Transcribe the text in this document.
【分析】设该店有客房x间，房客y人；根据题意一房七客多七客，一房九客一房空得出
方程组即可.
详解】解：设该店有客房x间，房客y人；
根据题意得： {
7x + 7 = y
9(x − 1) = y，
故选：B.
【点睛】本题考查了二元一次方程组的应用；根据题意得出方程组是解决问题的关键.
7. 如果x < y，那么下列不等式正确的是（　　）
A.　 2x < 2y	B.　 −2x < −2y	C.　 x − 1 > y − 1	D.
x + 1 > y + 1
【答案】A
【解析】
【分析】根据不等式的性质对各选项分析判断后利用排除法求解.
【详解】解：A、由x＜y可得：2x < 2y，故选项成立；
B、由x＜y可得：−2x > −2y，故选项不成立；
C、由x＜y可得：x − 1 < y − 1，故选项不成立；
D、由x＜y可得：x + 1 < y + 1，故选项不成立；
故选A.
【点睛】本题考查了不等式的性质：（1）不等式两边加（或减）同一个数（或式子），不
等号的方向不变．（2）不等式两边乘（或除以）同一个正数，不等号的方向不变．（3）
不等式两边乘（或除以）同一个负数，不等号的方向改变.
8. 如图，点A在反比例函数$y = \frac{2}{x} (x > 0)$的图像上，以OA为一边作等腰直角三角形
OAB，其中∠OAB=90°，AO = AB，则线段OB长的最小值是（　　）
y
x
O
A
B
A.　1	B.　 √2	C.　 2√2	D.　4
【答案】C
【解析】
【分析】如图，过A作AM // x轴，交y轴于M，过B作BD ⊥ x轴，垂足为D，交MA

---*---

* [Aim of the task]:
Exactly as they are written, print the entries again.

* [Result]:
Transcribe the text in this document.
【分析】设该店有客房x间，房客y人；根据题意一房七客多七客，一房九客一房空得出
方程组即可.
详解】解：设该店有客房x间，房客y人；
根据题意得： {
7x + 7 = y
9(x − 1) = y，
故选：B.
【点睛】本题考查了二元一次方程组的应用；根据题意得出方程组是解决问题的关键.
7. 如果x < y，那么下列不等式正确的是（　　）
A.　 2x < 2y	B.　 −2x < −2y	C.　 x − 1 > y − 1	D.
x + 1 > y + 1
【答案】A
【解析】
【分析】根据不等式的性质对各选项分析判断后利用排除法求解.
【详解】解：A、由x＜y可得：2x < 2y，故选项成立；
B、由x＜y可得：−2x > −2y，故选项不成立；
C、由x＜y可得：x − 1 < y − 1，故选项不成立；
D、由x＜y可得：x + 1 < y + 1，故选项不成立；
故选A.
【点睛】本题考查了不等式的性质：（1）不等式两边加（或减）同一个数（或式子），不
等号的方向不变．（2）不等式两边乘（或除以）同一个正数，不等号的方向不变．（3）
不等式两边乘（或除以）同一个负数，不等号的方向改变.
8. 如图，点A在反比例函数$y = \frac{2}{x} (x > 0)$的图像上，以OA为一边作等腰直角三角形
OAB，其中∠OAB=90°，AO = AB，则线段OB长的最小值是（　　）
y
x
O
A
B
A.　1	B.　 √2	C.　 2√2	D.　4
【答案】C
【解析】
【分析】如图，过A作AM // x轴，交y轴于M，过B作BD ⊥ x轴，垂足为D，交MA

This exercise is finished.